## Problem to solve
Please find all lines in the data that hold the string "كتاب" and copy them.

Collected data
________________________

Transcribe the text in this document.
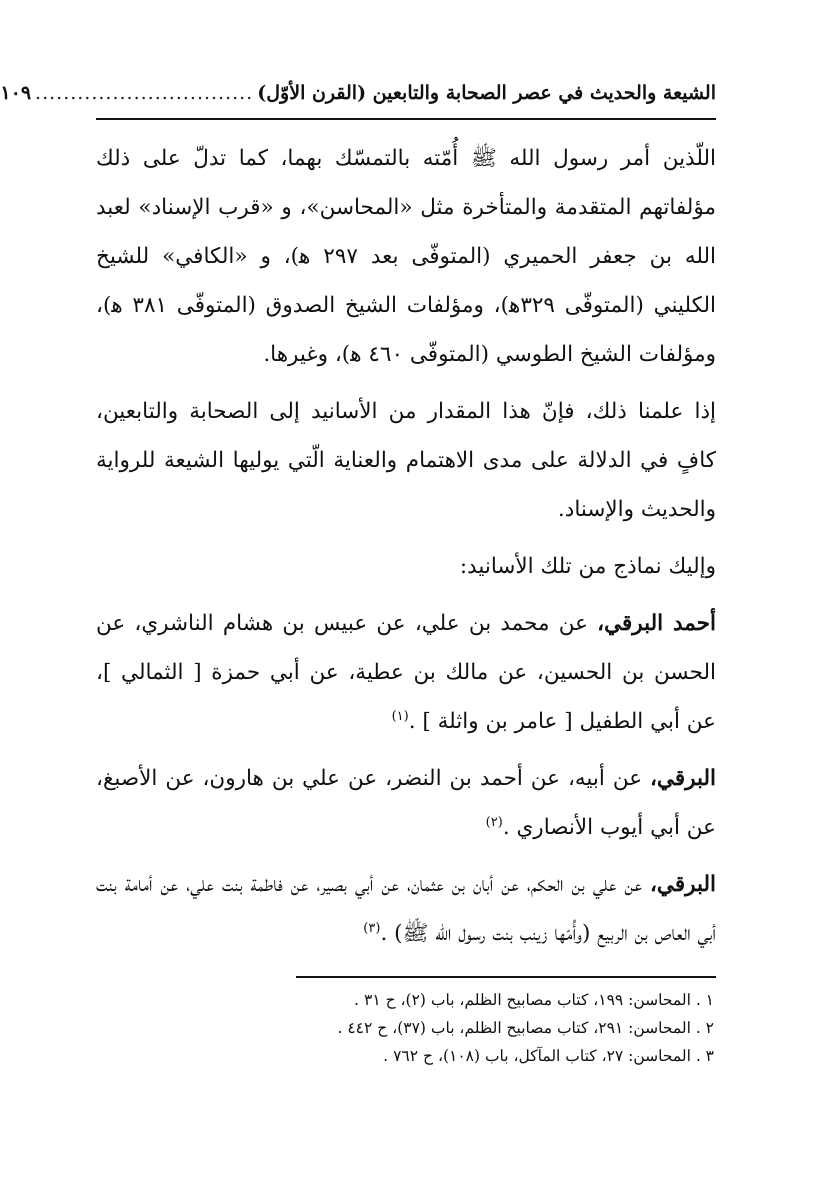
الشيعة والحديث في عصر الصحابة والتابعين (القرن الأوّل)
...............................
١٠٩

اللّذين أمر رسول الله ﷺ أُمّته بالتمسّك بهما، كما تدلّ على ذلك مؤلفاتهم المتقدمة والمتأخرة مثل «المحاسن»، و «قرب الإسناد» لعبد الله بن جعفر الحميري (المتوفّى بعد ٢٩٧ ﻫ)، و «الكافي» للشيخ الكليني (المتوفّى ٣٢٩ﻫ)، ومؤلفات الشيخ الصدوق (المتوفّى ٣٨١ ﻫ)، ومؤلفات الشيخ الطوسي (المتوفّى ٤٦٠ ﻫ)، وغيرها.

إذا علمنا ذلك، فإنّ هذا المقدار من الأسانيد إلى الصحابة والتابعين، كافٍ في الدلالة على مدى الاهتمام والعناية الّتي يوليها الشيعة للرواية والحديث والإسناد.

وإليك نماذج من تلك الأسانيد:

أحمد البرقي، عن محمد بن علي، عن عبيس بن هشام الناشري، عن الحسن بن الحسين، عن مالك بن عطية، عن أبي حمزة [ الثمالي ]، عن أبي الطفيل [ عامر بن واثلة ] .$^{(١)}$

البرقي، عن أبيه، عن أحمد بن النضر، عن علي بن هارون، عن الأصبغ، عن أبي أيوب الأنصاري .$^{(٢)}$

البرقي، عن علي بن الحكم، عن أبان بن عثمان، عن أبي بصير، عن فاطمة بنت علي، عن أمامة بنت أبي العاص بن الربيع (وأُمّها زينب بنت رسول الله ﷺ) .$^{(٣)}$

١ . المحاسن: ١٩٩، كتاب مصابيح الظلم، باب (٢)، ح ٣١ .

٢ . المحاسن: ٢٩١، كتاب مصابيح الظلم، باب (٣٧)، ح ٤٤٢ .

٣ . المحاسن: ٢٧، كتاب المآكل، باب (١٠٨)، ح ٧٦٢ .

________________________

## Task answer
١ . المحاسن: ١٩٩، كتاب مصابيح الظلم، باب (٢)، ح ٣١ .
٢ . المحاسن: ٢٩١، كتاب مصابيح الظلم، باب (٣٧)، ح ٤٤٢ .
٣ . المحاسن: ٢٧، كتاب المآكل، باب (١٠٨)، ح ٧٦٢ .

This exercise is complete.